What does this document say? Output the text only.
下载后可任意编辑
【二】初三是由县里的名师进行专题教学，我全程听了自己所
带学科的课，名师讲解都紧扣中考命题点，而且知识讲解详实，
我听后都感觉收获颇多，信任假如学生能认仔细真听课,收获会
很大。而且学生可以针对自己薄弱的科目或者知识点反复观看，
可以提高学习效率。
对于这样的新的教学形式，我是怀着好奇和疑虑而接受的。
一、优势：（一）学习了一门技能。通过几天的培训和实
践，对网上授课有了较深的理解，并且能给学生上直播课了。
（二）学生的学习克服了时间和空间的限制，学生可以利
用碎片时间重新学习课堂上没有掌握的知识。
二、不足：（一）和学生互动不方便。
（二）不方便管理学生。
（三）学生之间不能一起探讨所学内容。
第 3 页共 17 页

──────────

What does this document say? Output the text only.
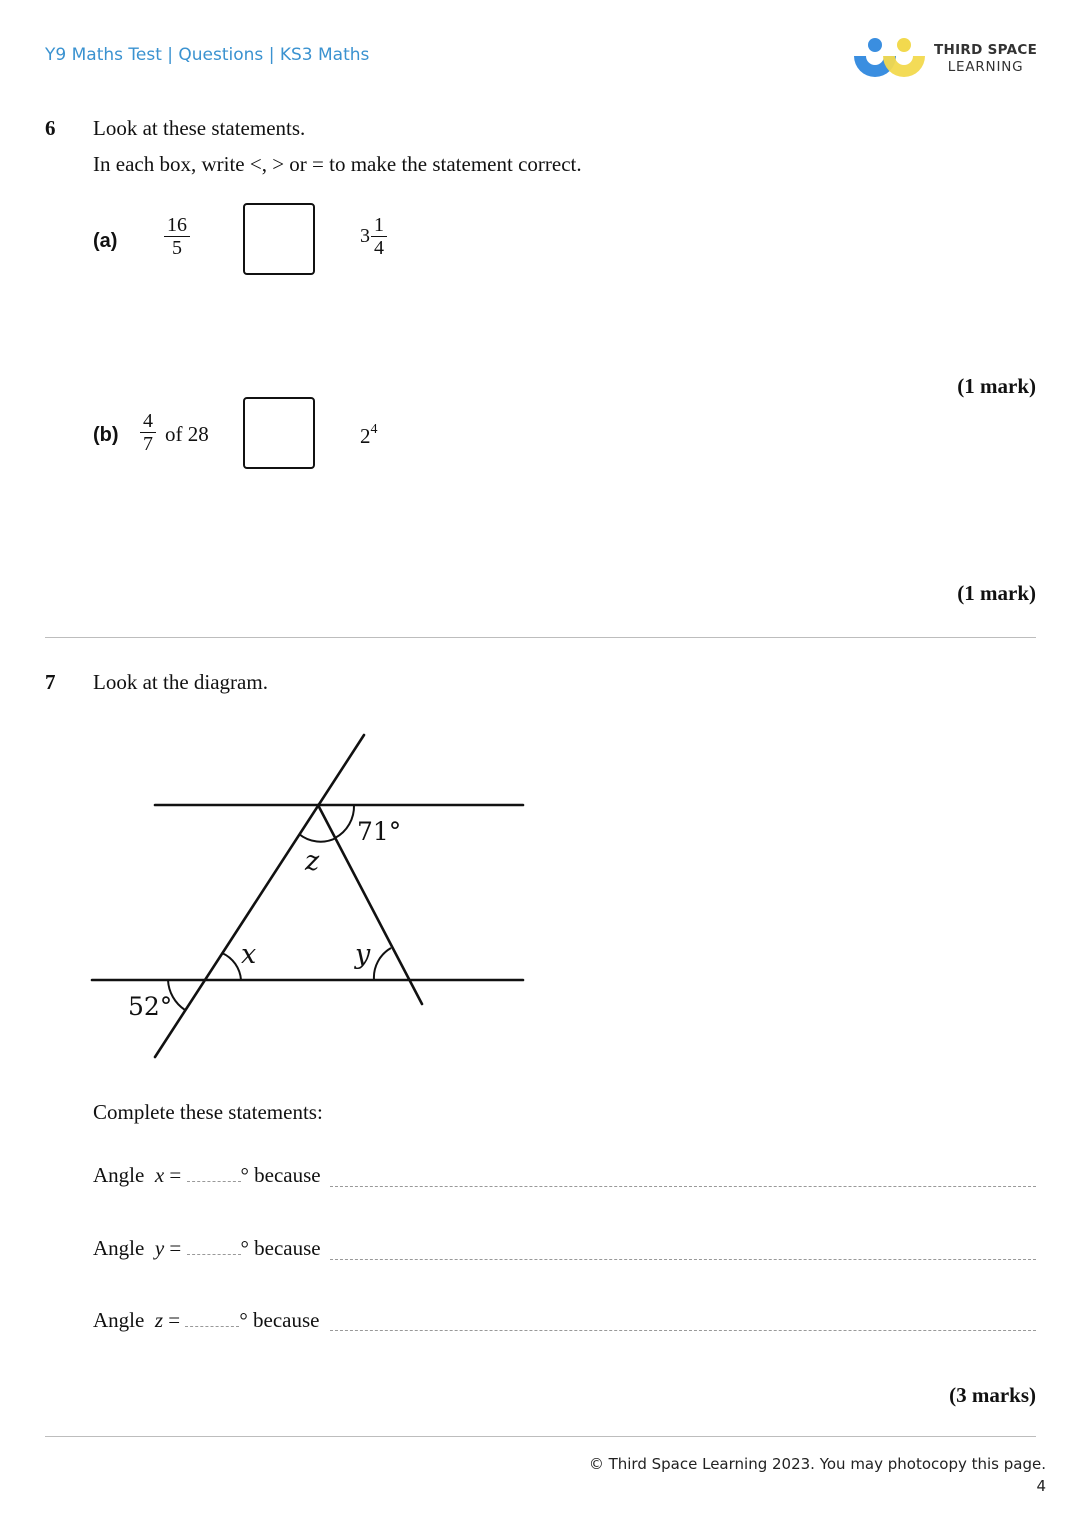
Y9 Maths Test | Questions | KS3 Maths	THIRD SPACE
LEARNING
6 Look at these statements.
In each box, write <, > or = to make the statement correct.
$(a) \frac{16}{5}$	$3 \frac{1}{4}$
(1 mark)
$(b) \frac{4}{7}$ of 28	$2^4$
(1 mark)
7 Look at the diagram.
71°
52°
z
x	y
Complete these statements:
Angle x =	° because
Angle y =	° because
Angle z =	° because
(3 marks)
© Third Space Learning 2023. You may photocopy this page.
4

──────────

* Aim of the task
Filter the entries and copy out every line with the word "statements".

* The response
6 Look at these statements.
Complete these statements:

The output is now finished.